[start of MATERIAL FOR THE TASK]

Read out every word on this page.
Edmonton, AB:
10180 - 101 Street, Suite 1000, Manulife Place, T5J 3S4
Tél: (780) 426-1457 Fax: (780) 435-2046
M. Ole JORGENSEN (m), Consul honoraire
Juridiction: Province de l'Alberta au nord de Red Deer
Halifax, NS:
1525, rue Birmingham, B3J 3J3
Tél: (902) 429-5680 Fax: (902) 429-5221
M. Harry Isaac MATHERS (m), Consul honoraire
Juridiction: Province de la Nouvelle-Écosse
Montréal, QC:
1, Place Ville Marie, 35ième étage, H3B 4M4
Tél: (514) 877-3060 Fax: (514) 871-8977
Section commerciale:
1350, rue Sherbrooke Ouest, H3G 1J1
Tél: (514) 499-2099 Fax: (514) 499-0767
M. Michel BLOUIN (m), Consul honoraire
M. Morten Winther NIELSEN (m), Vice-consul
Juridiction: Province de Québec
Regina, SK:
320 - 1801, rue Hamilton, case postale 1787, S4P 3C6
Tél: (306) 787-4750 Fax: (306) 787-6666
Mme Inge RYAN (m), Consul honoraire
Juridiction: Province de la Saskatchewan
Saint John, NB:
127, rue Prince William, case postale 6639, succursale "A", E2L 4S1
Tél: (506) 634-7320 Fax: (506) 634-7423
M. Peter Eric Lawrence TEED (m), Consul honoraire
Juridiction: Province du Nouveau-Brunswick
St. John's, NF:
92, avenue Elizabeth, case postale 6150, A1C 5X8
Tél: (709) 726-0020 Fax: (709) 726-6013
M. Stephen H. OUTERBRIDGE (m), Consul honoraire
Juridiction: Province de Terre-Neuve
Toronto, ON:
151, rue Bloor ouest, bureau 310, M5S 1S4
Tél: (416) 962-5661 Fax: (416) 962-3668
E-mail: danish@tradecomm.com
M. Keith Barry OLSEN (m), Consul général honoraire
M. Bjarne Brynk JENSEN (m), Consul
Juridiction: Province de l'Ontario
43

[end of MATERIAL FOR THE TASK]

DIRECTIONS FOR THIS TASK
Copy every single line of the material above that holds "Juridiction".

OUTPUT
Juridiction: Province de l'Alberta au nord de Red Deer
Juridiction: Province de la Nouvelle-Écosse
Juridiction: Province de Québec
Juridiction: Province de la Saskatchewan
Juridiction: Province du Nouveau-Brunswick
Juridiction: Province de Terre-Neuve
Juridiction: Province de l'Ontario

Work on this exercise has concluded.